[Extracts from a graphics dataset]
— START —
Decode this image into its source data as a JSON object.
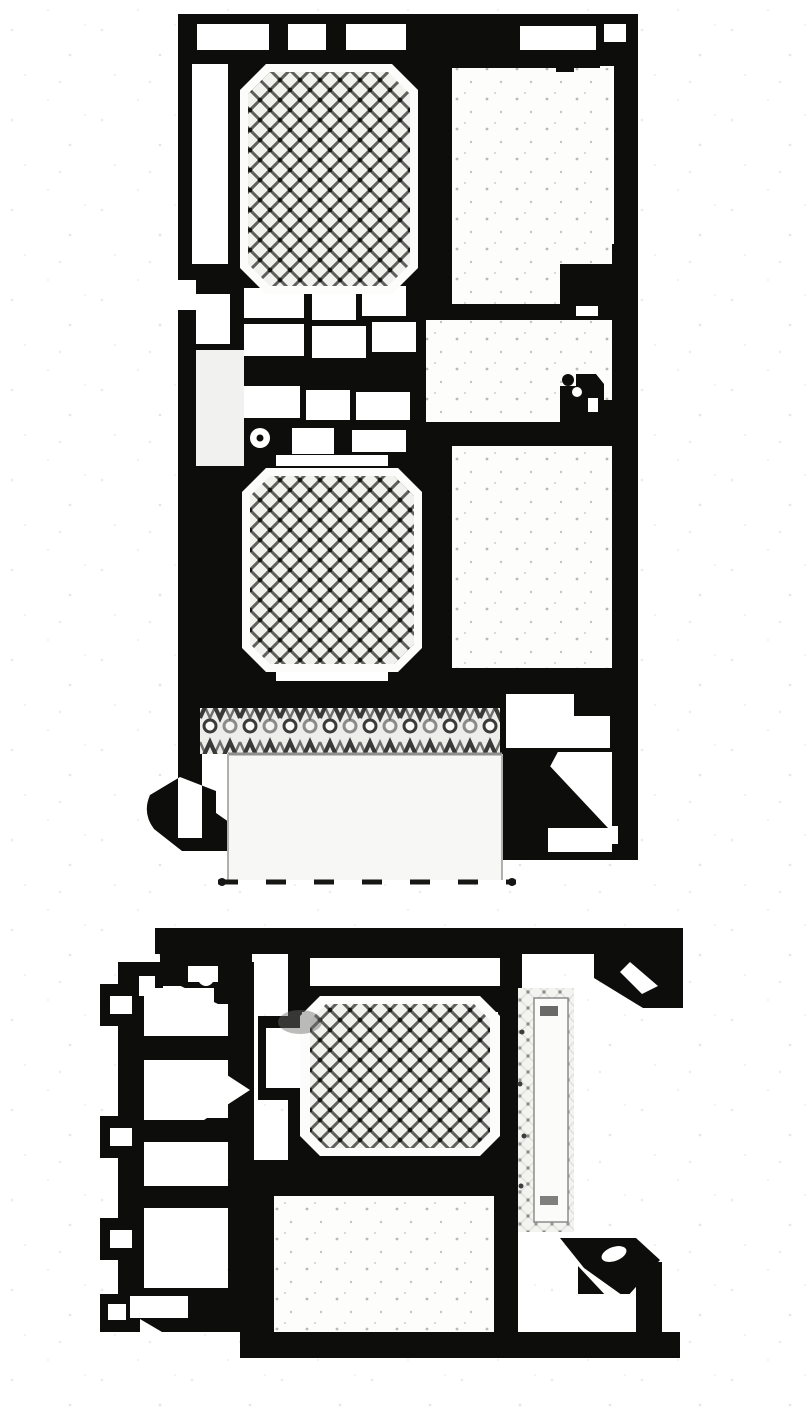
{
  "canvas": {
    "width": 810,
    "height": 1413,
    "background": "#ffffff"
  },
  "colors": {
    "ink": "#0d0d0b",
    "paper": "#ffffff",
    "hatch_line": "#5f5f5c",
    "hatch_bg": "#f1f1ee",
    "seal_line": "#3a3a38",
    "glass_fill": "#f7f7f5",
    "glass_outline": "#8f8f8d",
    "texture_bg": "#f3f3f0",
    "speckle": "#b9b9b6",
    "soft_gray": "#6a6a68"
  },
  "figures": [
    {
      "id": "section-top",
      "name": "profile-cross-section-vertical-meeting-rail",
      "components": [
        "screw-channel-rail",
        "outer-frame-wall",
        "thermal-insulation-block-upper",
        "interlock-chamber-cluster",
        "hollow-chamber-large",
        "lock-keep-detail",
        "thermal-insulation-block-lower",
        "brush-seal-band",
        "glass-panel",
        "glazing-clamp-corner"
      ]
    },
    {
      "id": "section-bottom",
      "name": "profile-cross-section-horizontal-jamb",
      "components": [
        "head-rail-with-corner-cleats",
        "guide-rail-multi-chamber-strip",
        "gasket-link-cluster",
        "thermal-insulation-block-center",
        "insulation-foam-strip",
        "hollow-chamber-large",
        "glazing-clamp-corner",
        "base-rail"
      ]
    }
  ]
}
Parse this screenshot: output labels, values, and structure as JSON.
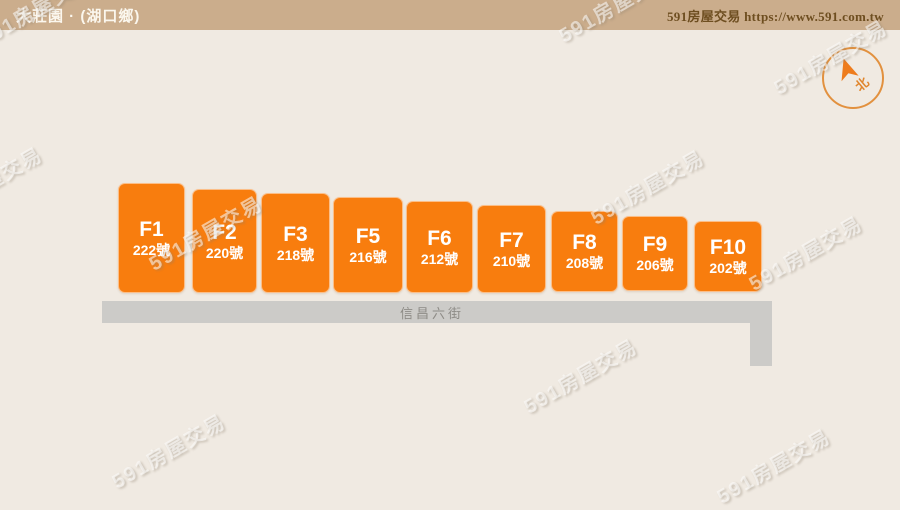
{
  "header": {
    "title": "大莊園 · (湖口鄉)",
    "brand": "591房屋交易 https://www.591.com.tw"
  },
  "compass": {
    "north_label": "北"
  },
  "road": {
    "name": "信昌六街"
  },
  "buildings": [
    {
      "id": "F1",
      "address": "222號",
      "x": 118,
      "y": 183,
      "w": 67,
      "h": 110
    },
    {
      "id": "F2",
      "address": "220號",
      "x": 192,
      "y": 189,
      "w": 65,
      "h": 104
    },
    {
      "id": "F3",
      "address": "218號",
      "x": 261,
      "y": 193,
      "w": 69,
      "h": 100
    },
    {
      "id": "F5",
      "address": "216號",
      "x": 333,
      "y": 197,
      "w": 70,
      "h": 96
    },
    {
      "id": "F6",
      "address": "212號",
      "x": 406,
      "y": 201,
      "w": 67,
      "h": 92
    },
    {
      "id": "F7",
      "address": "210號",
      "x": 477,
      "y": 205,
      "w": 69,
      "h": 88
    },
    {
      "id": "F8",
      "address": "208號",
      "x": 551,
      "y": 211,
      "w": 67,
      "h": 81
    },
    {
      "id": "F9",
      "address": "206號",
      "x": 622,
      "y": 216,
      "w": 66,
      "h": 75
    },
    {
      "id": "F10",
      "address": "202號",
      "x": 694,
      "y": 221,
      "w": 68,
      "h": 71
    }
  ],
  "watermark": {
    "text": "591房屋交易",
    "positions": [
      {
        "x": -15,
        "y": 183
      },
      {
        "x": 35,
        "y": 8
      },
      {
        "x": 615,
        "y": 4
      },
      {
        "x": 830,
        "y": 56
      },
      {
        "x": 205,
        "y": 232
      },
      {
        "x": 647,
        "y": 186
      },
      {
        "x": 805,
        "y": 252
      },
      {
        "x": 580,
        "y": 375
      },
      {
        "x": 168,
        "y": 450
      },
      {
        "x": 773,
        "y": 465
      }
    ]
  },
  "colors": {
    "page_bg": "#f0eae2",
    "header_bg": "#cbad8c",
    "building": "#f87d0e",
    "road": "#cccbc8",
    "compass_ring": "#e2913f"
  }
}
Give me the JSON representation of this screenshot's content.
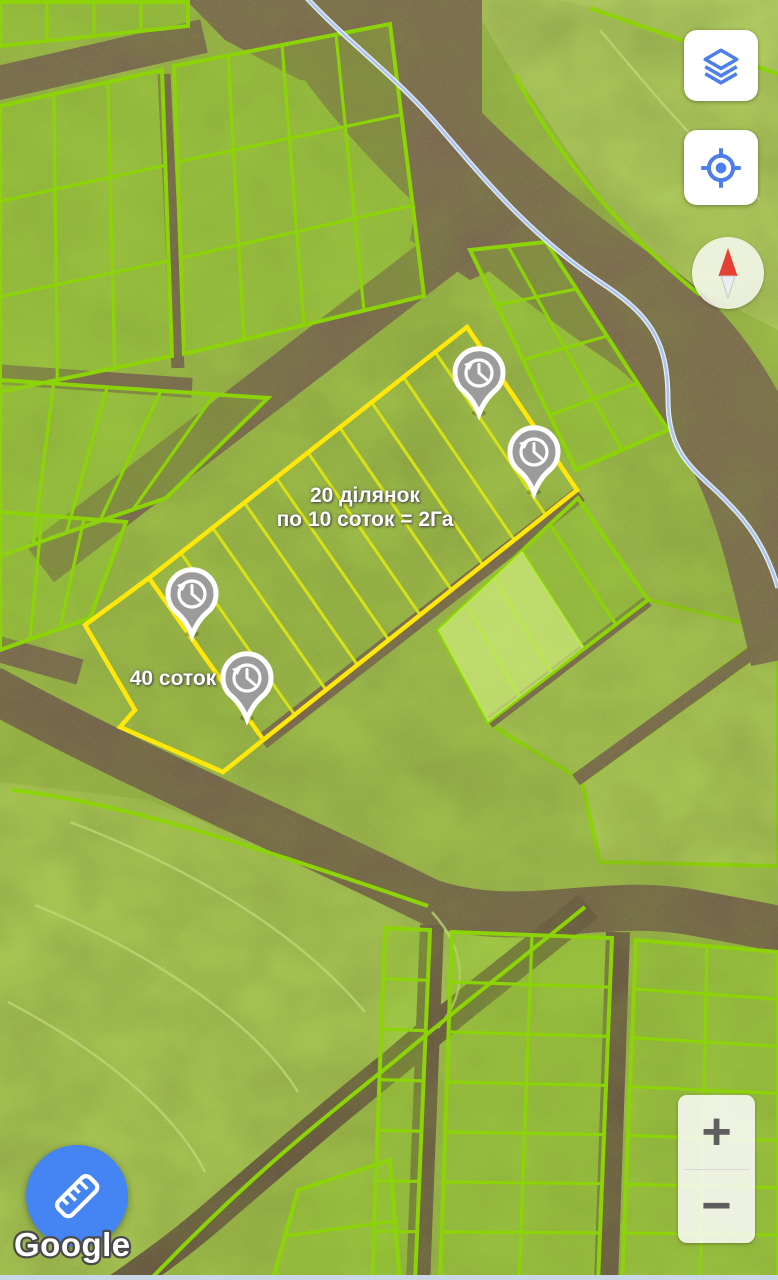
{
  "map": {
    "overlay_labels": {
      "parcels_line1": "20 ділянок",
      "parcels_line2": "по 10 соток = 2Га",
      "area": "40 соток"
    },
    "markers": [
      {
        "type": "history",
        "x": 479,
        "y": 414
      },
      {
        "type": "history",
        "x": 534,
        "y": 493
      },
      {
        "type": "history",
        "x": 192,
        "y": 635
      },
      {
        "type": "history",
        "x": 247,
        "y": 719
      }
    ],
    "colors": {
      "highlight_outline": "#ffe70a",
      "highlight_inner_lines": "#d9e513",
      "parcel_outline": "#8cd307",
      "marker_gray": "#9b9b9b",
      "route_line": "#aac4f0"
    }
  },
  "controls": {
    "layers_icon": "layers-icon",
    "my_location_icon": "my-location-icon",
    "compass_icon": "compass-needle-icon",
    "zoom_in_label": "+",
    "zoom_out_label": "−",
    "measure_icon": "ruler-icon",
    "accent_color": "#4e7fe9"
  },
  "attribution": {
    "logo_text": "Google"
  }
}
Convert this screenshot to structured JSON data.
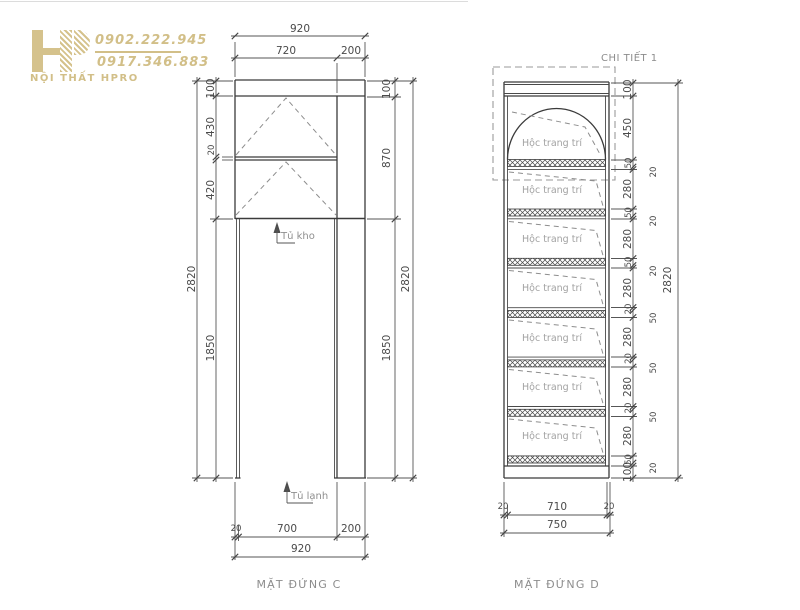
{
  "logo": {
    "brand": "NỘI THẤT HPRO",
    "phone_1": "0902.222.945",
    "phone_2": "0917.346.883",
    "color": "#d5c28c"
  },
  "elevation_c": {
    "title": "MẶT ĐỨNG C",
    "labels": {
      "storage": "Tủ kho",
      "fridge": "Tủ lạnh"
    },
    "dims": {
      "top_total": "920",
      "top_left": "720",
      "top_right": "200",
      "left_chain": [
        "100",
        "430",
        "20",
        "420",
        "1850"
      ],
      "left_total": "2820",
      "right_chain": [
        "100",
        "870",
        "1850"
      ],
      "right_total": "2820",
      "bottom_chain": [
        "20",
        "700",
        "200"
      ],
      "bottom_total": "920"
    }
  },
  "elevation_d": {
    "title": "MẶT ĐỨNG D",
    "detail_callout": "CHI TIẾT 1",
    "compartment_label": "Hộc trang trí",
    "dims": {
      "right_chain": [
        "100",
        "450",
        "50",
        "20",
        "280",
        "50",
        "20",
        "280",
        "50",
        "20",
        "280",
        "20",
        "50",
        "280",
        "20",
        "50",
        "280",
        "20",
        "50",
        "280",
        "50",
        "20",
        "100"
      ],
      "right_total": "2820",
      "bottom_chain": [
        "20",
        "710",
        "20"
      ],
      "bottom_total": "750"
    }
  }
}
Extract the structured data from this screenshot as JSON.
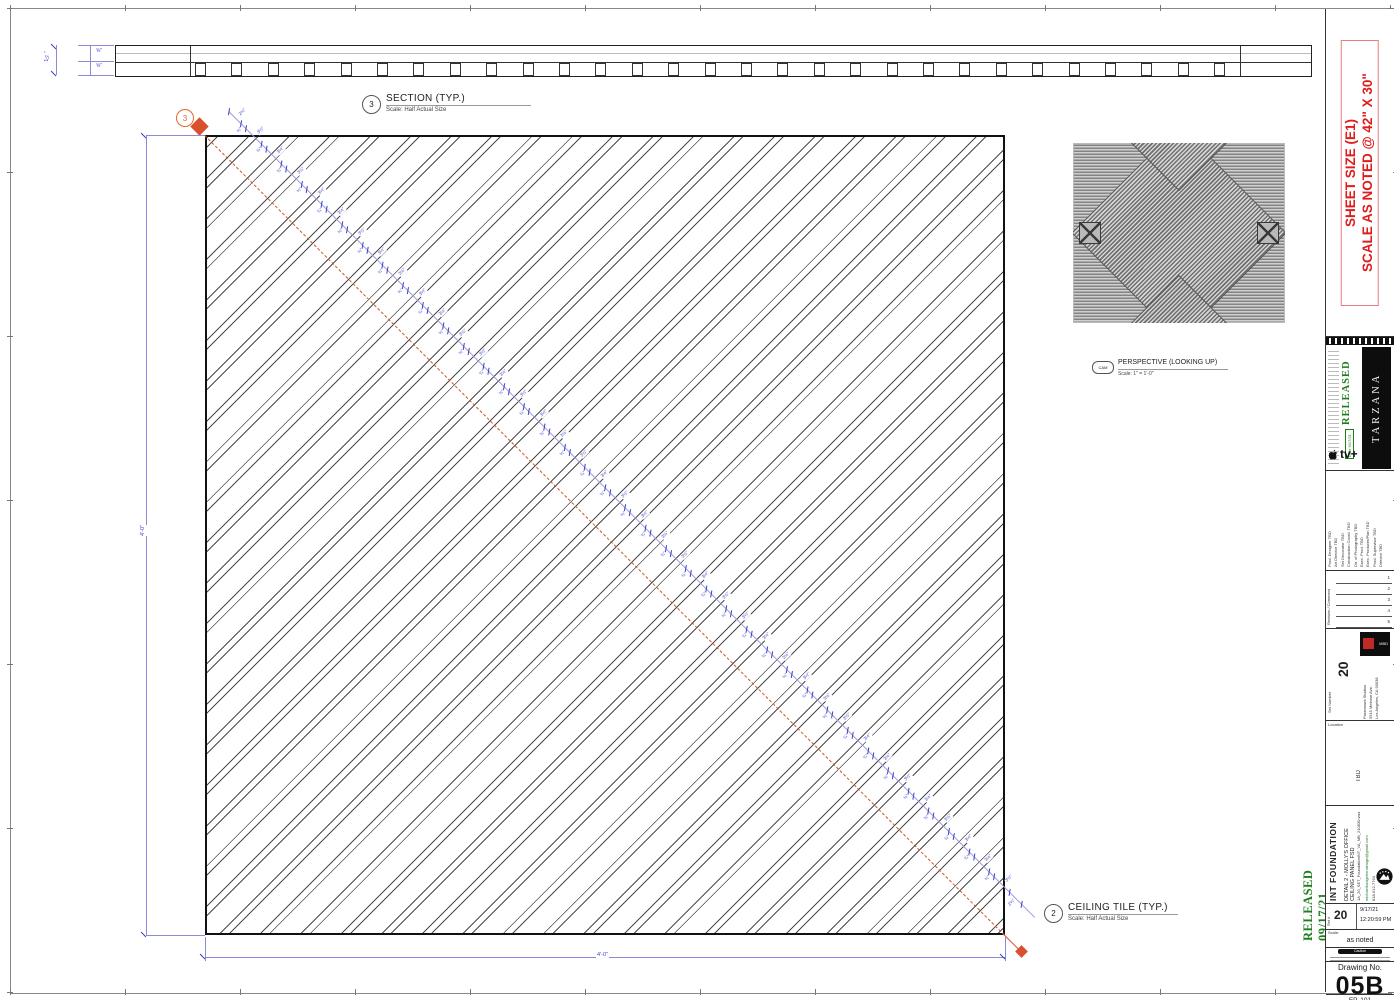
{
  "sheet": {
    "size_line1": "SHEET SIZE (E1)",
    "size_line2": "SCALE AS NOTED @ 42\" X 30\"",
    "released_stamp": "RELEASED  09/17/21"
  },
  "drawings": {
    "section": {
      "number": "3",
      "title": "SECTION (TYP.)",
      "scale": "Scale: Half Actual Size"
    },
    "ceiling": {
      "number": "2",
      "title": "CEILING TILE (TYP.)",
      "scale": "Scale: Half Actual Size"
    },
    "perspective": {
      "number": "CAM",
      "title": "PERSPECTIVE (LOOKING UP)",
      "scale": "Scale: 1\" = 1'-0\""
    }
  },
  "dimensions": {
    "plan_width": "4'-0\"",
    "plan_height": "4'-0\"",
    "section_thickness": "1¼\"",
    "section_sub_top": "⅝\"",
    "section_sub_bot": "⅝\"",
    "diagonal": {
      "start": "2¾\"",
      "pair": [
        "¾\"",
        "3½\""
      ],
      "end": "2¾\"",
      "px": {
        "2¾\"": 17,
        "¾\"": 7,
        "3½\"": 21.6
      },
      "length": 1140
    },
    "batten_count": 29
  },
  "title_block": {
    "production": "TARZANA",
    "network_logo": "tv+",
    "released_label": "RELEASED",
    "released_date": "Date 9/17/21",
    "crew": [
      {
        "role": "Prod. Designer",
        "value": "TBD"
      },
      {
        "role": "Art Director",
        "value": "TBD"
      },
      {
        "role": "Set Decorator",
        "value": "TBD"
      },
      {
        "role": "Construction Coord.",
        "value": "TBD"
      },
      {
        "role": "Dir. of Photography",
        "value": "TBD"
      },
      {
        "role": "Exec. Prod.",
        "value": "TBD"
      },
      {
        "role": "Exec. Producer/Plan",
        "value": "TBD"
      },
      {
        "role": "Prod. Supervisor",
        "value": "TBD"
      },
      {
        "role": "Director",
        "value": "TBD"
      }
    ],
    "revision_header": "Revision / Comment",
    "revision_rows": [
      "1",
      "2",
      "3",
      "4",
      "5"
    ],
    "set_number_label": "Set Number",
    "set_number": "20",
    "studio_address": "Paramount Studios\n5515 Melrose Ave.\nLos Angeles, CA 90038",
    "location_label": "Location",
    "location_value": "TBD",
    "filename": "1A_20_SET_FoundationINT_VA_MB_210830.vwx",
    "contact_email": "michaelbudgehendesign@gmail.com",
    "contact_phone": "818-612-7764",
    "set_title": "INT FOUNDATION",
    "drawing_title": "DETAIL 2 - MOLLY'S OFFICE  CEILING PANEL FSD",
    "set_hash_label": "Set #",
    "set_hash": "20",
    "date": "9/17/21",
    "time": "12:20:59 PM",
    "scale_label": "Scale:",
    "scale_value": "as noted",
    "caution_label": "Caution",
    "drawing_no_label": "Drawing No.",
    "drawing_no": "05B",
    "episode": "EP. 101"
  },
  "colors": {
    "dim_blue": "#3d3dcc",
    "marker_red": "#d8502e",
    "sheet_red": "#e01b1b",
    "stamp_green": "#1e7e1e",
    "hatch_gray": "#4a4a4a"
  }
}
— END —
## Set problem:
Search the lines above for the string "profile" and copy each line that has it.

## The result:
      "name": "profile-cross-section-vertical-meeting-rail",
      "name": "profile-cross-section-horizontal-jamb",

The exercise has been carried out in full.